Dataset excerpts
* begin *

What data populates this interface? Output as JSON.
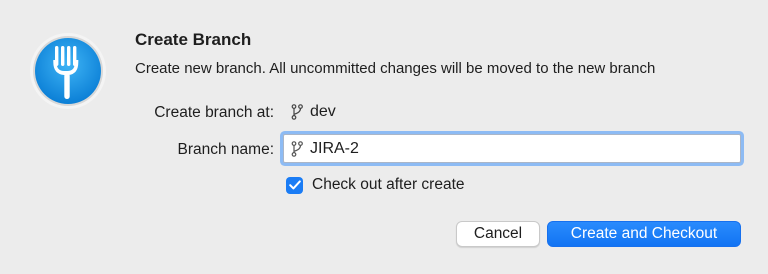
{
  "dialog": {
    "title": "Create Branch",
    "subtitle": "Create new branch. All uncommitted changes will be moved to the new branch",
    "app_icon": "fork-app-icon"
  },
  "form": {
    "create_at_label": "Create branch at:",
    "create_at_value": "dev",
    "branch_name_label": "Branch name:",
    "branch_name_value": "JIRA-2",
    "branch_icon": "git-branch-icon",
    "checkout_label": "Check out after create",
    "checkout_checked": true
  },
  "buttons": {
    "cancel_label": "Cancel",
    "primary_label": "Create and Checkout"
  },
  "colors": {
    "accent": "#1a7cf5",
    "background": "#ececec"
  }
}
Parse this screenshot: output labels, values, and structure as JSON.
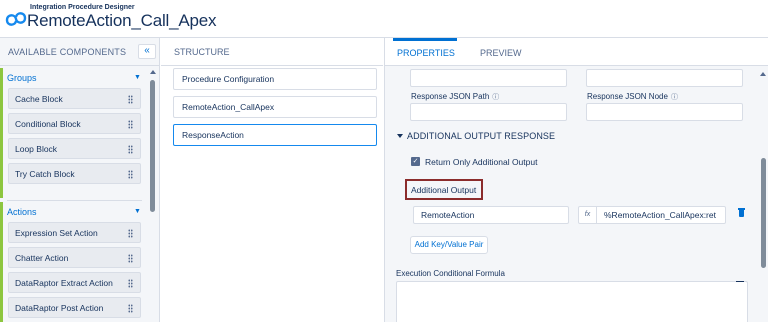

* end *

• Directive:
Quote each record exactly as it stands, minus the pictures.

• Answer to the task:
What data populates this interface? Output as JSON.
{
  "dialog": {
    "title": "Create Branch",
    "subtitle": "Create new branch. All uncommitted changes will be moved to the new branch",
    "app_icon": "fork-app-icon"
  },
  "form": {
    "create_at_label": "Create branch at:",
    "create_at_value": "dev",
    "branch_name_label": "Branch name:",
    "branch_name_value": "JIRA-2",
    "branch_icon": "git-branch-icon",
    "checkout_label": "Check out after create",
    "checkout_checked": true
  },
  "buttons": {
    "cancel_label": "Cancel",
    "primary_label": "Create and Checkout"
  },
  "colors": {
    "accent": "#1a7cf5",
    "background": "#ececec"
  }
}
Parse this screenshot: output labels, values, and structure as JSON.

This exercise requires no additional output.